Rows from a dataset:
— start —

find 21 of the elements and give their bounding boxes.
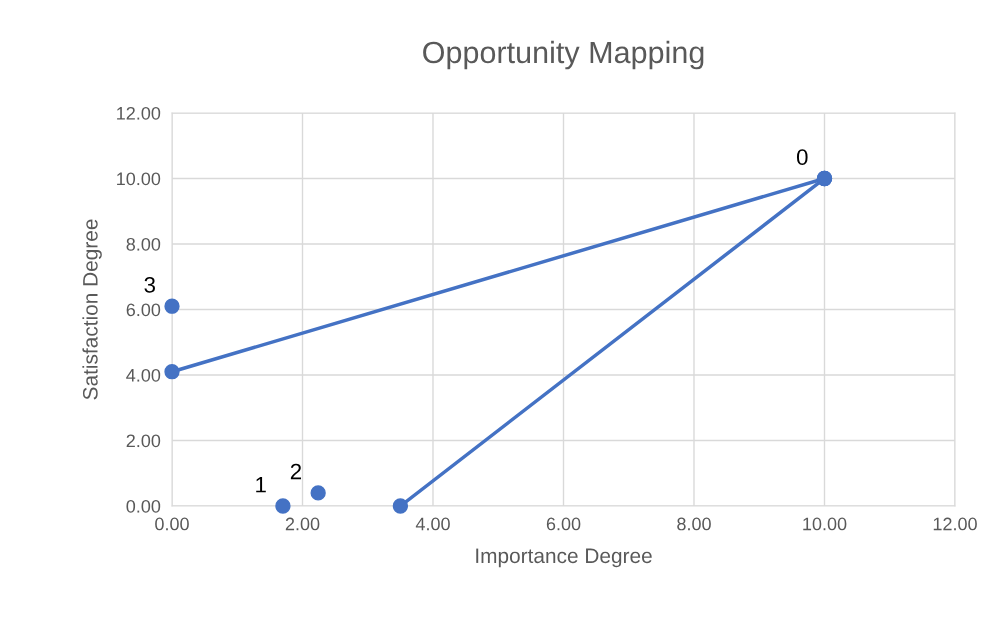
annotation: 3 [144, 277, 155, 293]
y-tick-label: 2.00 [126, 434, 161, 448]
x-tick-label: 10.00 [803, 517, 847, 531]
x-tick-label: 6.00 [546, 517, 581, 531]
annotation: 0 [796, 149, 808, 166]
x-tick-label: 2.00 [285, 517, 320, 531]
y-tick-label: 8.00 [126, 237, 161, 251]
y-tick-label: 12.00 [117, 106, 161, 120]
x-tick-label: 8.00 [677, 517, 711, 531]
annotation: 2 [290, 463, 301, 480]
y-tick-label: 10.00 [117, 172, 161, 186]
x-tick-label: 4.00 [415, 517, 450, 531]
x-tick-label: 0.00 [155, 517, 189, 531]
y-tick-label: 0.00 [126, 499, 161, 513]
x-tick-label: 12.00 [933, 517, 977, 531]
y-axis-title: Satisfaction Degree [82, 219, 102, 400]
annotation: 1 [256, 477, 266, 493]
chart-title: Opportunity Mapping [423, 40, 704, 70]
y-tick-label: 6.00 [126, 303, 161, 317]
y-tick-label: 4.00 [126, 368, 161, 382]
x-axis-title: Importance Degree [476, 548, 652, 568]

— end —

* **WHAT YOU NEED TO DO**
Update the records by replacing "bounding boxes" with "coordinates" and keep every other line unchanged. Leave the pictures out of your answer.

* **WORKED ANSWER**
find 21 of the elements and give their coordinates.
annotation: 3 [144, 277, 155, 293]
y-tick-label: 2.00 [126, 434, 161, 448]
x-tick-label: 10.00 [803, 517, 847, 531]
x-tick-label: 6.00 [546, 517, 581, 531]
annotation: 0 [796, 149, 808, 166]
x-tick-label: 2.00 [285, 517, 320, 531]
y-tick-label: 8.00 [126, 237, 161, 251]
y-tick-label: 12.00 [117, 106, 161, 120]
x-tick-label: 8.00 [677, 517, 711, 531]
annotation: 2 [290, 463, 301, 480]
y-tick-label: 10.00 [117, 172, 161, 186]
x-tick-label: 4.00 [415, 517, 450, 531]
x-tick-label: 0.00 [155, 517, 189, 531]
y-tick-label: 0.00 [126, 499, 161, 513]
x-tick-label: 12.00 [933, 517, 977, 531]
y-axis-title: Satisfaction Degree [82, 219, 102, 400]
annotation: 1 [256, 477, 266, 493]
chart-title: Opportunity Mapping [423, 40, 704, 70]
y-tick-label: 6.00 [126, 303, 161, 317]
y-tick-label: 4.00 [126, 368, 161, 382]
x-axis-title: Importance Degree [476, 548, 652, 568]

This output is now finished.